### To be done
Among the entries below, find the lines with "меню" and copy them.

### Extracted data
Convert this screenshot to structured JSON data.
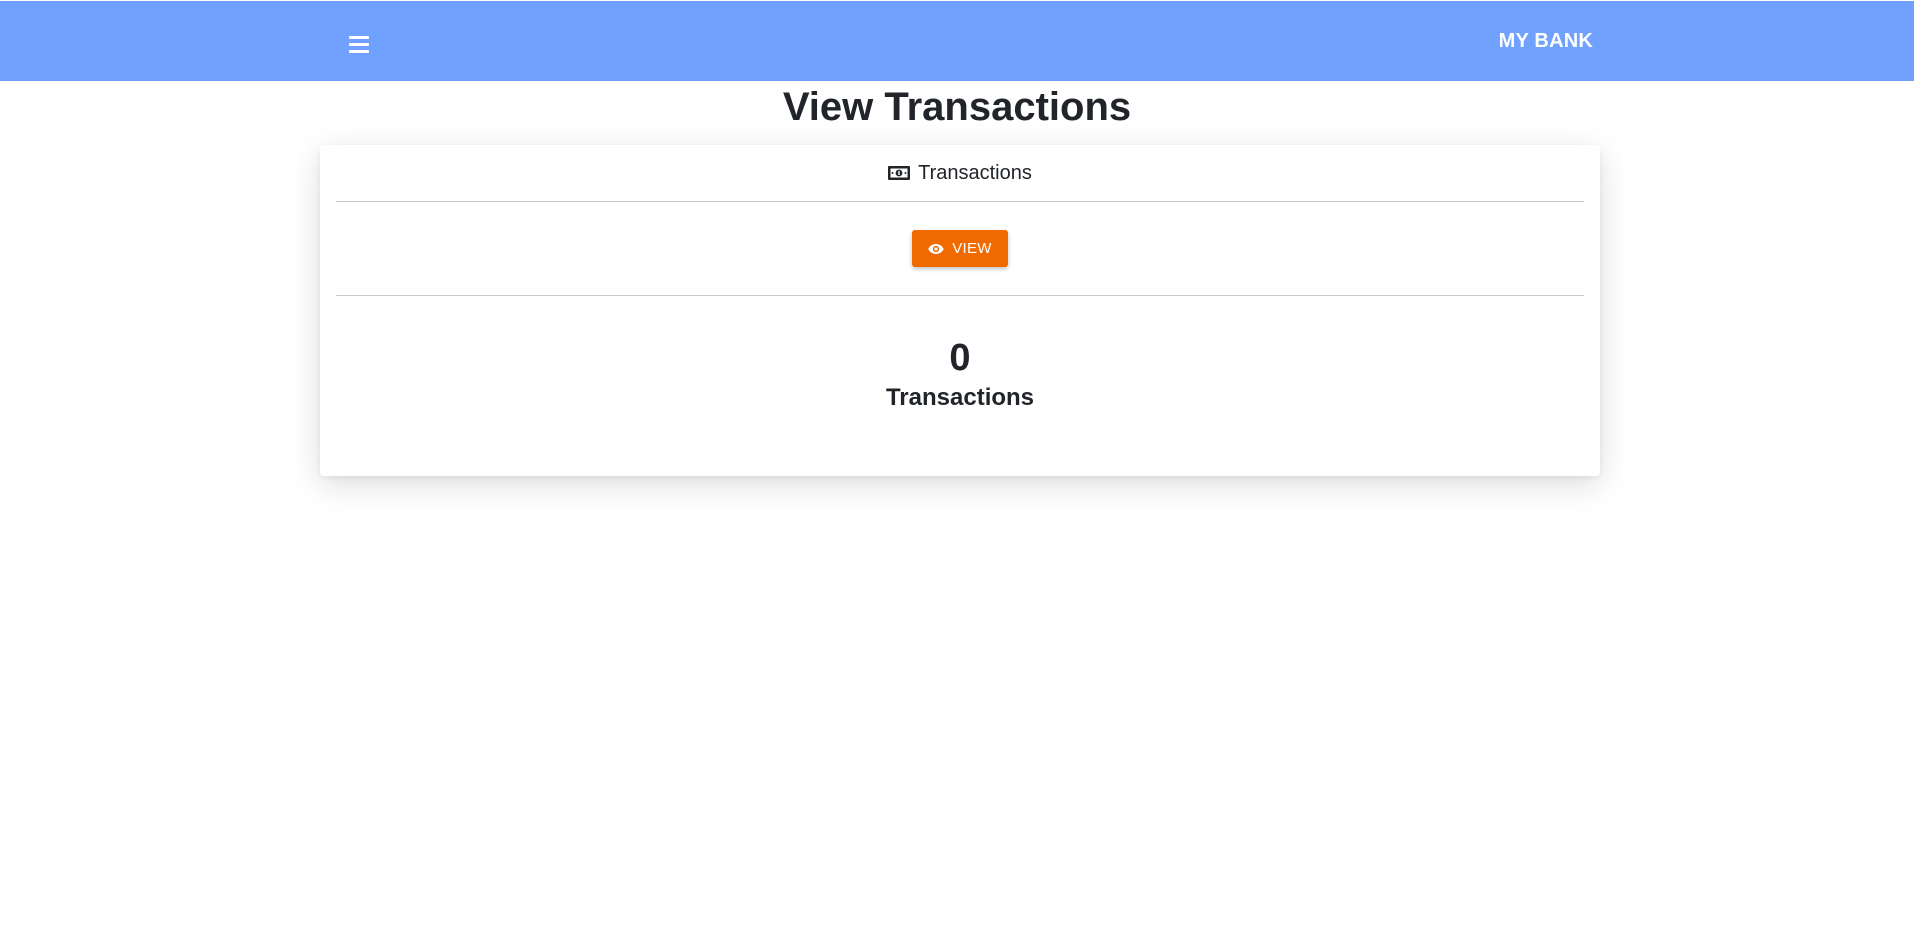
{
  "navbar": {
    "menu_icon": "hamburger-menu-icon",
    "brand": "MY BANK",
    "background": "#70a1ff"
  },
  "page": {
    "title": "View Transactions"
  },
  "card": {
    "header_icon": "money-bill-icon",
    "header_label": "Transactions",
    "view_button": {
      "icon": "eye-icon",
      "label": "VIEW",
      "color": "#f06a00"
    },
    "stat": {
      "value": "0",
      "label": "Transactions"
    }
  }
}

...

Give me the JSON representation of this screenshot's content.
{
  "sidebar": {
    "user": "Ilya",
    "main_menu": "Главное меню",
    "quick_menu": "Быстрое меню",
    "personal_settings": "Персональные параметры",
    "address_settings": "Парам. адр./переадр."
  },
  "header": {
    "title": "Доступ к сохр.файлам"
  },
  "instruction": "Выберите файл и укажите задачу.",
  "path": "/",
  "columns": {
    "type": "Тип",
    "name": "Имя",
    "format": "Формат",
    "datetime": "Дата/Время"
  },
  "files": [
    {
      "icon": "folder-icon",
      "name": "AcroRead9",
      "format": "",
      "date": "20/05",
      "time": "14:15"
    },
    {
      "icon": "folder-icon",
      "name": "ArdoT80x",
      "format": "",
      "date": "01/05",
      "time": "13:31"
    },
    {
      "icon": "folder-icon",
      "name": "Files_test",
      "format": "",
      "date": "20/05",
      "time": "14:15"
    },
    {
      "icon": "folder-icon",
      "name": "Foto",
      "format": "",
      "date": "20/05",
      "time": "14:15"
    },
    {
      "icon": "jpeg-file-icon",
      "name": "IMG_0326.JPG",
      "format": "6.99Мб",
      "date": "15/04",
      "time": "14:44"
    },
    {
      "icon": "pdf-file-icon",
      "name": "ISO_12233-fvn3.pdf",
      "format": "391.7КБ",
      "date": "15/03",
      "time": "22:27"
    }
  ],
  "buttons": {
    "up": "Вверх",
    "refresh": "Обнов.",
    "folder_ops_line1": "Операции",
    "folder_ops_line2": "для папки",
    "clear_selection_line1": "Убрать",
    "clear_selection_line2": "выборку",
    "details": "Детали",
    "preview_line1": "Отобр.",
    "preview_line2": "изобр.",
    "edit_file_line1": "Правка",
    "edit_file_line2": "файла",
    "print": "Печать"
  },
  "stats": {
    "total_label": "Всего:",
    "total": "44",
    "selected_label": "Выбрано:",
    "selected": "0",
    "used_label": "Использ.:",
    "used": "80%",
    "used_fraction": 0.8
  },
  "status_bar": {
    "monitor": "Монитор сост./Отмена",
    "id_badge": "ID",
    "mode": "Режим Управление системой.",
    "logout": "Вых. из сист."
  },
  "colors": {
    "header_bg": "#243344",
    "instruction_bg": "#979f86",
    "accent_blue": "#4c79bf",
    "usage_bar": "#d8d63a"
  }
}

* * *

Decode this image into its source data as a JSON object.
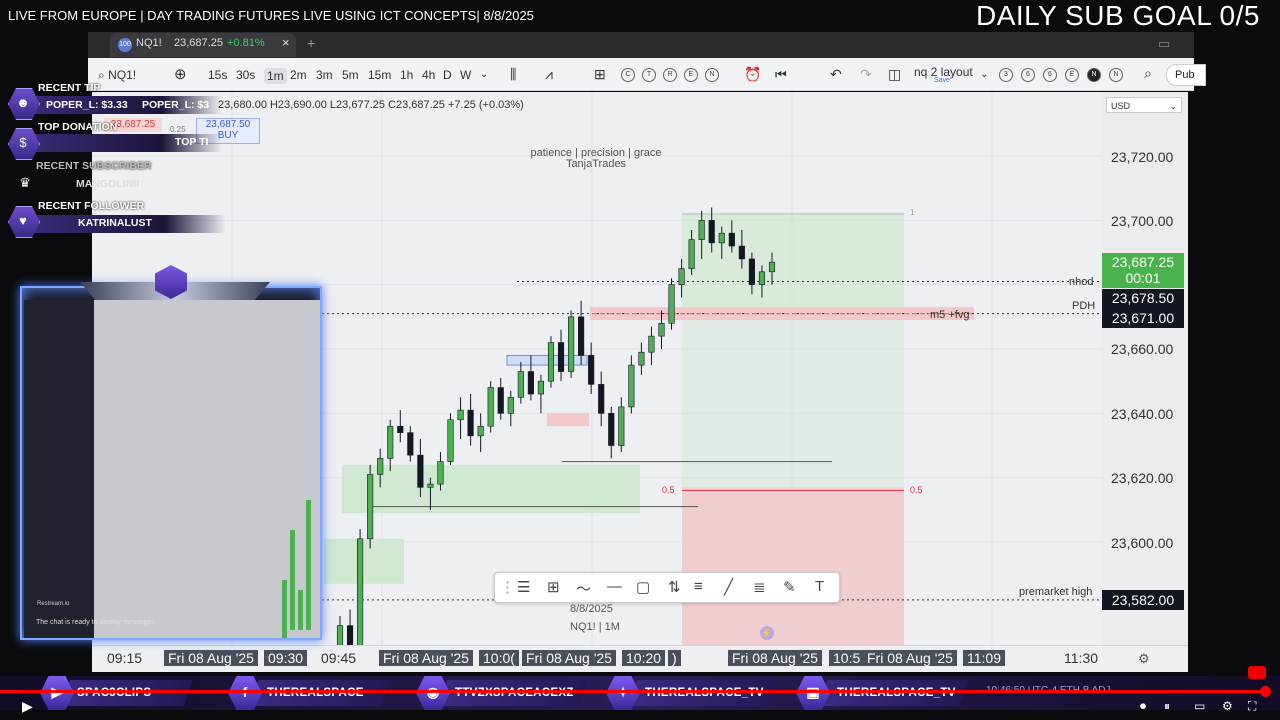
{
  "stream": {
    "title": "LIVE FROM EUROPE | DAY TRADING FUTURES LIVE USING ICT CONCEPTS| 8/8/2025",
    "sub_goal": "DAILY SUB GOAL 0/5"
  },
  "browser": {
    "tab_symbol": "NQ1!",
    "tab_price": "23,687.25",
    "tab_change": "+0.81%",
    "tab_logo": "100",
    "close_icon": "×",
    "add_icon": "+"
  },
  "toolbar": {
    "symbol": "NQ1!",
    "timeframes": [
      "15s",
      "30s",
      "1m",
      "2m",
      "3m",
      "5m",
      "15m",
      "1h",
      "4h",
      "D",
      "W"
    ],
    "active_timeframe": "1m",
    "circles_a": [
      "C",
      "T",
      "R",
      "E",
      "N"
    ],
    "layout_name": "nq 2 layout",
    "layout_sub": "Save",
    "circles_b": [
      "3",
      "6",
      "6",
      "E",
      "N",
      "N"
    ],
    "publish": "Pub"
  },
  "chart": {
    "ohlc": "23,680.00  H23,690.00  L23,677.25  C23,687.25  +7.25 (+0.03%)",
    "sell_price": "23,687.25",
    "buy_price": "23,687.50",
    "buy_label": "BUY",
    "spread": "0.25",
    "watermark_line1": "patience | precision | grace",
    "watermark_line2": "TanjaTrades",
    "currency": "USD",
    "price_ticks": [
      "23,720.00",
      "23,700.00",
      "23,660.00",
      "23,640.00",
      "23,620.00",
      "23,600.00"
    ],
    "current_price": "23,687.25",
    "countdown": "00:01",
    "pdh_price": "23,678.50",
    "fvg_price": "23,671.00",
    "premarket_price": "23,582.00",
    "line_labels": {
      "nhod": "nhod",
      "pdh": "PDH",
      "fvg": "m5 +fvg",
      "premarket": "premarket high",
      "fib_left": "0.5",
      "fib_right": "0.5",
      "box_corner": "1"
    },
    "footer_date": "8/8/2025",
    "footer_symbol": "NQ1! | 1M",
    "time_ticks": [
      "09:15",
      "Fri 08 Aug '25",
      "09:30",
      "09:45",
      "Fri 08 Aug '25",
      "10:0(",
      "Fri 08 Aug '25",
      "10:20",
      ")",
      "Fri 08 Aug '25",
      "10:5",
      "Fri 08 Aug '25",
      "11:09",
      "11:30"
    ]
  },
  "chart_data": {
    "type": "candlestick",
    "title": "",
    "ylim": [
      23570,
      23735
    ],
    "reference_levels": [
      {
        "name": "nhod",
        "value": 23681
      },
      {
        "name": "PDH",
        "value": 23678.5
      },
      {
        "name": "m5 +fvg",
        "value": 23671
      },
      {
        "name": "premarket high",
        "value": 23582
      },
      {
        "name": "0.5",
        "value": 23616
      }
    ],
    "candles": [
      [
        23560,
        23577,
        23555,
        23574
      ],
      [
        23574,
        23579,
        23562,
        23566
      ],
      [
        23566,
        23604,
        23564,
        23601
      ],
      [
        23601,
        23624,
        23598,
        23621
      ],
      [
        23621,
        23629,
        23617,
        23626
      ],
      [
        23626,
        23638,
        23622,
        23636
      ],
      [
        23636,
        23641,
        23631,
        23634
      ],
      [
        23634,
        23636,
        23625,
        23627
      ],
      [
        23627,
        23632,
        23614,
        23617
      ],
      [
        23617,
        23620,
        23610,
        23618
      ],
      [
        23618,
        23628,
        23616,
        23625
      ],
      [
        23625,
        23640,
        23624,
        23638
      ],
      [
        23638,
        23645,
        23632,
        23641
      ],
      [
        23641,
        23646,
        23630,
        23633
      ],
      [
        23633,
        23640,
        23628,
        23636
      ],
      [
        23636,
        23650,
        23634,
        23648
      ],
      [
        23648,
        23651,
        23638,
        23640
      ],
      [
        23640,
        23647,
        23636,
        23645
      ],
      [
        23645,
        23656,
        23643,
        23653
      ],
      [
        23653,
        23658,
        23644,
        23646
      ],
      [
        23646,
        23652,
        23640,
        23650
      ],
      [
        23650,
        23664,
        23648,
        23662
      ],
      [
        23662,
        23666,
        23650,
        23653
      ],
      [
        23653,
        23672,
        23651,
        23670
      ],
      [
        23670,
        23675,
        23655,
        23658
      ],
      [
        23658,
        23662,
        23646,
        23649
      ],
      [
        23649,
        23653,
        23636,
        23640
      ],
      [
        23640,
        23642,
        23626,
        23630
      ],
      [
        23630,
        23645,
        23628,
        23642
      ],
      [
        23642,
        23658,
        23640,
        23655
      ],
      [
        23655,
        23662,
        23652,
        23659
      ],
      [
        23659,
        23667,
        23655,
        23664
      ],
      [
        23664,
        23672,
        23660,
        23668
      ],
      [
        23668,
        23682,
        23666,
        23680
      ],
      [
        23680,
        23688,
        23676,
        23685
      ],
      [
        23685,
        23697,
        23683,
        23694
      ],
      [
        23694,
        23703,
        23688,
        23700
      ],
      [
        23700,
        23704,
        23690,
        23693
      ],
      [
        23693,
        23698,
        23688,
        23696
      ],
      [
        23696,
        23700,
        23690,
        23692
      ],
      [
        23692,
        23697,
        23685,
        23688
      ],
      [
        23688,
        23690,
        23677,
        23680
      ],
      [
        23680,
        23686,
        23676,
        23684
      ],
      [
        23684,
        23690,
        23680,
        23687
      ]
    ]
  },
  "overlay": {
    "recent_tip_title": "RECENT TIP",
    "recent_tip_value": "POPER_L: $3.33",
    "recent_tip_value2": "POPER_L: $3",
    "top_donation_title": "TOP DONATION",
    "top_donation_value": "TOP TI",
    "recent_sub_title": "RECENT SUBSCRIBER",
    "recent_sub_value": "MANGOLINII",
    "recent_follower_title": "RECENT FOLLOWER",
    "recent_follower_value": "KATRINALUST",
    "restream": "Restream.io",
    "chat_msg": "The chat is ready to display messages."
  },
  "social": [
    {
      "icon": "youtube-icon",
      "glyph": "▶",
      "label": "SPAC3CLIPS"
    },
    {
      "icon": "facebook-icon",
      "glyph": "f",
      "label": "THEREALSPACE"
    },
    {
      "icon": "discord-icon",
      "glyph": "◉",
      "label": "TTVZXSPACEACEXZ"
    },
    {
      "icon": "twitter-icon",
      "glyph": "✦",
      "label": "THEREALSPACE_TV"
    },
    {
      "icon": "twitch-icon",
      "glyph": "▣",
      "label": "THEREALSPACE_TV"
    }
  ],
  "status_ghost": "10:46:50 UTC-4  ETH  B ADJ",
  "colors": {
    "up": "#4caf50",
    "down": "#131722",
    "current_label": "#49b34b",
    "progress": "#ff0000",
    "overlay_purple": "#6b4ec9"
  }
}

### Exercise response
    "main_menu": "Главное меню",
    "quick_menu": "Быстрое меню",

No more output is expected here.